▼▼▼

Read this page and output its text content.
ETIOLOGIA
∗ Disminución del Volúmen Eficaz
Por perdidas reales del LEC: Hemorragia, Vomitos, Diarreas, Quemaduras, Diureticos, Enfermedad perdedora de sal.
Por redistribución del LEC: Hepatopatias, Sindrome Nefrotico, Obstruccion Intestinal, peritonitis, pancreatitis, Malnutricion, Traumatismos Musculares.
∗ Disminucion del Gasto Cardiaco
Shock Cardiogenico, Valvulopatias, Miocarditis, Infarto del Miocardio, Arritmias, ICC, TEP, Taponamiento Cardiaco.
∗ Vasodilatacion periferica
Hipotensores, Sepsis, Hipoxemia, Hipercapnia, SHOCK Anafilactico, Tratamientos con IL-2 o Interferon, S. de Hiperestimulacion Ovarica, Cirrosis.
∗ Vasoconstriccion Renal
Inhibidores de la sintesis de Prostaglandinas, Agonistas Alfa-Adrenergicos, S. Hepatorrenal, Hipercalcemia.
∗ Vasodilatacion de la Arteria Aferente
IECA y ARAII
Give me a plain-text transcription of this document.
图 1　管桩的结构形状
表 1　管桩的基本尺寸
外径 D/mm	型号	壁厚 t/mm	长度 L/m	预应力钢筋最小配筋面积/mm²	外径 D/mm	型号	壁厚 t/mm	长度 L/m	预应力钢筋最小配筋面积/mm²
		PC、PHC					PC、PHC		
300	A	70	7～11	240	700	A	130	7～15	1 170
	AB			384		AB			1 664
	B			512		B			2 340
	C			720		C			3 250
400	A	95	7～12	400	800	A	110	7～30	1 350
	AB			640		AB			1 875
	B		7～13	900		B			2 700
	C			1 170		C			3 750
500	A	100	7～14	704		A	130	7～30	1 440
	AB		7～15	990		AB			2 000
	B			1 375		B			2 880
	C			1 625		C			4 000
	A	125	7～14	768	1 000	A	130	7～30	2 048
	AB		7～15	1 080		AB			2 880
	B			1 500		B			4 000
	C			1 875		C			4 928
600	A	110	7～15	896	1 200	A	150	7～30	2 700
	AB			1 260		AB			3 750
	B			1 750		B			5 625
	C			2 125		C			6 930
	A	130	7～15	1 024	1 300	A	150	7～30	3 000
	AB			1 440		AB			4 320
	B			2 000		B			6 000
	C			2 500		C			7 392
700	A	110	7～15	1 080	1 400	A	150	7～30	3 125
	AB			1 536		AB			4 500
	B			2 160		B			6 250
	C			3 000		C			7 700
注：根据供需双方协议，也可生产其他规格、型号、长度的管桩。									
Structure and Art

▲▲▲

- Your task
Quote only the lines from the line containing "Give me a plain-text" through the end of the listing, please, keeping both the first and the last line.

- Exercise result
Give me a plain-text transcription of this document.
图 1　管桩的结构形状
表 1　管桩的基本尺寸
外径 D/mm	型号	壁厚 t/mm	长度 L/m	预应力钢筋最小配筋面积/mm²	外径 D/mm	型号	壁厚 t/mm	长度 L/m	预应力钢筋最小配筋面积/mm²
		PC、PHC					PC、PHC		
300	A	70	7～11	240	700	A	130	7～15	1 170
	AB			384		AB			1 664
	B			512		B			2 340
	C			720		C			3 250
400	A	95	7～12	400	800	A	110	7～30	1 350
	AB			640		AB			1 875
	B		7～13	900		B			2 700
	C			1 170		C			3 750
500	A	100	7～14	704		A	130	7～30	1 440
	AB		7～15	990		AB			2 000
	B			1 375		B			2 880
	C			1 625		C			4 000
	A	125	7～14	768	1 000	A	130	7～30	2 048
	AB		7～15	1 080		AB			2 880
	B			1 500		B			4 000
	C			1 875		C			4 928
600	A	110	7～15	896	1 200	A	150	7～30	2 700
	AB			1 260		AB			3 750
	B			1 750		B			5 625
	C			2 125		C			6 930
	A	130	7～15	1 024	1 300	A	150	7～30	3 000
	AB			1 440		AB			4 320
	B			2 000		B			6 000
	C			2 500		C			7 392
700	A	110	7～15	1 080	1 400	A	150	7～30	3 125
	AB			1 536		AB			4 500
	B			2 160		B			6 250
	C			3 000		C			7 700
注：根据供需双方协议，也可生产其他规格、型号、长度的管桩。									
Structure and Art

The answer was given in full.